WRITTEN REQUEST 1 - In the rows, take the part that opens with the line containing "clock-icon <box>352 80 386 114</box>" and closes with the line containing "mute-icon <box>354 10 368 24</box>", and write those lines out again with "interactable" swapped for "clickable", leaving everything else the same.

SOURCE EXCERPT -
------------------------------------------------------------------------------------------------------
------------------------------------------------------------------------------------------------------
Note that all csvs are gzipped.
Associations_computed.csv
Used for Sect. "3.1.1 Comparing entropy/length distributions across LMs and corpora,"
This dataset contains the following columns/variables:
- corpus1 and corpus2
- type1 and type2
- var1 and var2
- LM1 and LM2
- rho_none and N_none
- rho_phylo and N_phylo
- rho_geo and N_geo
- rho_both and N_both
Each row calculates the pairwise correlations (N_xxx indicates the number of cases) for the combinations of corpus1 and corpus2
as well as LM1 and LM2, including both unfiltered (rho_none) and filtered (rho_phylo, rho_geo, and rho_both) correlations.

Element and region listings -

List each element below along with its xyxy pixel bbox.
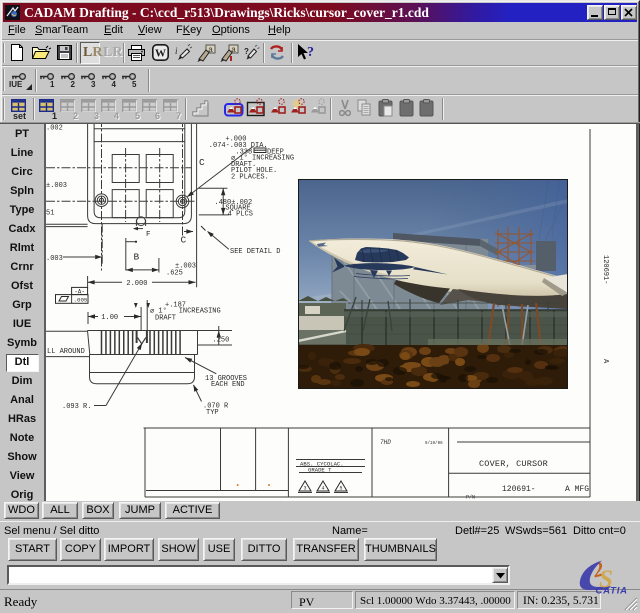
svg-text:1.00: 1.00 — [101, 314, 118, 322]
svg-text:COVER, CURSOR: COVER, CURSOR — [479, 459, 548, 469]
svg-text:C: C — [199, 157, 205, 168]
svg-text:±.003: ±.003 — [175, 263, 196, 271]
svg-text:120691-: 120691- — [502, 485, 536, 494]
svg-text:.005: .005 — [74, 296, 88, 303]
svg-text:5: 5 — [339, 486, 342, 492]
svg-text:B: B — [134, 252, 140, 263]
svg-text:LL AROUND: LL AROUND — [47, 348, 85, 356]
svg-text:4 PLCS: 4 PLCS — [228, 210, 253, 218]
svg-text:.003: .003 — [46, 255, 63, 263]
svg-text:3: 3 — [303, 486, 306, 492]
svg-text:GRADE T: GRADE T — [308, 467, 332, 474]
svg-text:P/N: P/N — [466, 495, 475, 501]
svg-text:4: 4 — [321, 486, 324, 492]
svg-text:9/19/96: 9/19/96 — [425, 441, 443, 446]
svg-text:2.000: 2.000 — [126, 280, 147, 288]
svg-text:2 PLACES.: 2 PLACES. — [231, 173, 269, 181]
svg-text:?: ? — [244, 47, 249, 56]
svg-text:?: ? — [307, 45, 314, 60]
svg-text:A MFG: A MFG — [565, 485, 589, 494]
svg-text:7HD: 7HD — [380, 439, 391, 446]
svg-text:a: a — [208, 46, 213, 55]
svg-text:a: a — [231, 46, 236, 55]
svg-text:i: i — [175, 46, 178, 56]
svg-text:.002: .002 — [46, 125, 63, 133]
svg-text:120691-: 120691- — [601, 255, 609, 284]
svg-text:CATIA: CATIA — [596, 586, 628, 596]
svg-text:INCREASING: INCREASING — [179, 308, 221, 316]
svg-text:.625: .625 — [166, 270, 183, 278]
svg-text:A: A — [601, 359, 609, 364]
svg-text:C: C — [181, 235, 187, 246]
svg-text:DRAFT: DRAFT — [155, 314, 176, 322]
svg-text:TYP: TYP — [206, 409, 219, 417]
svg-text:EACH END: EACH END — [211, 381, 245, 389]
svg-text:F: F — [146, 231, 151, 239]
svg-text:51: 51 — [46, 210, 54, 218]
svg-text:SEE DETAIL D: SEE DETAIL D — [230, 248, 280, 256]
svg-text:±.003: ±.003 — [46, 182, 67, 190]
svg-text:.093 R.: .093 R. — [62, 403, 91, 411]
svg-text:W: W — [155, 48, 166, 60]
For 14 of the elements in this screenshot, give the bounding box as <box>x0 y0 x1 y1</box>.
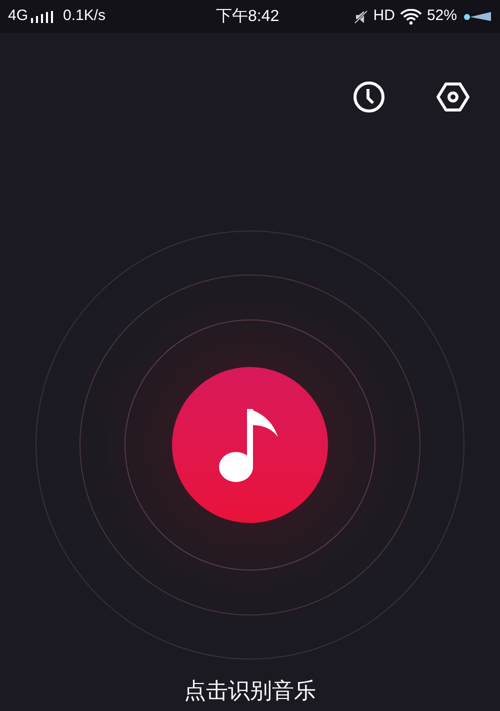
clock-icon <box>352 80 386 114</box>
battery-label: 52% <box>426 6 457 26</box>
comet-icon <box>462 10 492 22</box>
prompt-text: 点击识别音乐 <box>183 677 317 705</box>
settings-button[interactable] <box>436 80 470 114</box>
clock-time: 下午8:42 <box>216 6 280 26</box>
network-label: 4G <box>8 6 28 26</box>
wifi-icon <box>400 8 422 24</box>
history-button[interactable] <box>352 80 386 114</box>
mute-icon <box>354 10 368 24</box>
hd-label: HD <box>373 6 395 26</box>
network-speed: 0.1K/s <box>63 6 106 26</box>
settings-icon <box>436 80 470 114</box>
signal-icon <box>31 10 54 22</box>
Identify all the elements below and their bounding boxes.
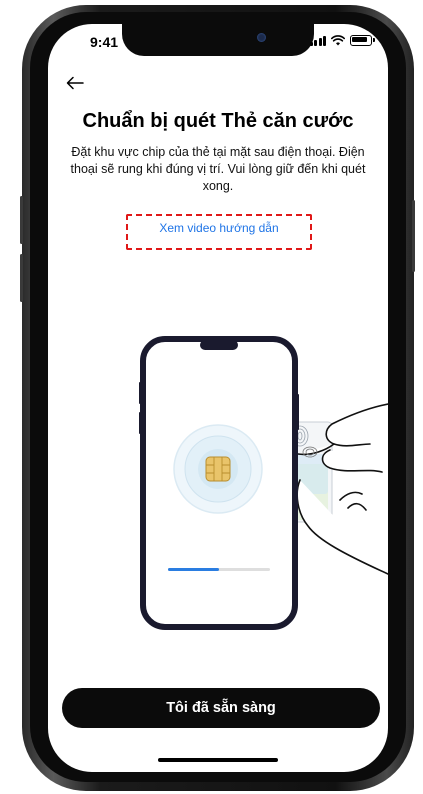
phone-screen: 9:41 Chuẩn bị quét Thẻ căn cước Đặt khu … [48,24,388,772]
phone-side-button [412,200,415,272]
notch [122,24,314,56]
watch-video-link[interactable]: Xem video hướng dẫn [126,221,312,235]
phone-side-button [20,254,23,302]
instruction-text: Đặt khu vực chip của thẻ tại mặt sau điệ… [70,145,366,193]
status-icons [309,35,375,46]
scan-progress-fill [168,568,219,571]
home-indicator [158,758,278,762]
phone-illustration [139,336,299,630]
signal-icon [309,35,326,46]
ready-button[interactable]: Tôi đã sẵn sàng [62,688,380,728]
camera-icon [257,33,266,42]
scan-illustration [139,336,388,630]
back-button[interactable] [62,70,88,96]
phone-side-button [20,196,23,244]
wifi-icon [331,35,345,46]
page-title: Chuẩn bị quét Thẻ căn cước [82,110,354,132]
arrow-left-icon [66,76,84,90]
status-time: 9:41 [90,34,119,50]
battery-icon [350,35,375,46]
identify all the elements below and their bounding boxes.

WRITTEN REQUEST 2 - Copy word for word the part of the dataset notes that opens with the words containing "Associations_computed.csv" and closes with "and rho_both) correlations.".

FINAL RESULT 1 -
clock-icon <box>352 80 386 114</box>
battery-label: 52% <box>426 6 457 26</box>
comet-icon <box>462 10 492 22</box>
prompt-text: 点击识别音乐 <box>183 677 317 705</box>
settings-button[clickable] <box>436 80 470 114</box>
clock-time: 下午8:42 <box>216 6 280 26</box>
network-label: 4G <box>8 6 28 26</box>
wifi-icon <box>400 8 422 24</box>
history-button[clickable] <box>352 80 386 114</box>
mute-icon <box>354 10 368 24</box>

FINAL RESULT 2 -
Associations_computed.csv
Used for Sect. "3.1.1 Comparing entropy/length distributions across LMs and corpora,"
This dataset contains the following columns/variables:
- corpus1 and corpus2
- type1 and type2
- var1 and var2
- LM1 and LM2
- rho_none and N_none
- rho_phylo and N_phylo
- rho_geo and N_geo
- rho_both and N_both
Each row calculates the pairwise correlations (N_xxx indicates the number of cases) for the combinations of corpus1 and corpus2
as well as LM1 and LM2, including both unfiltered (rho_none) and filtered (rho_phylo, rho_geo, and rho_both) correlations.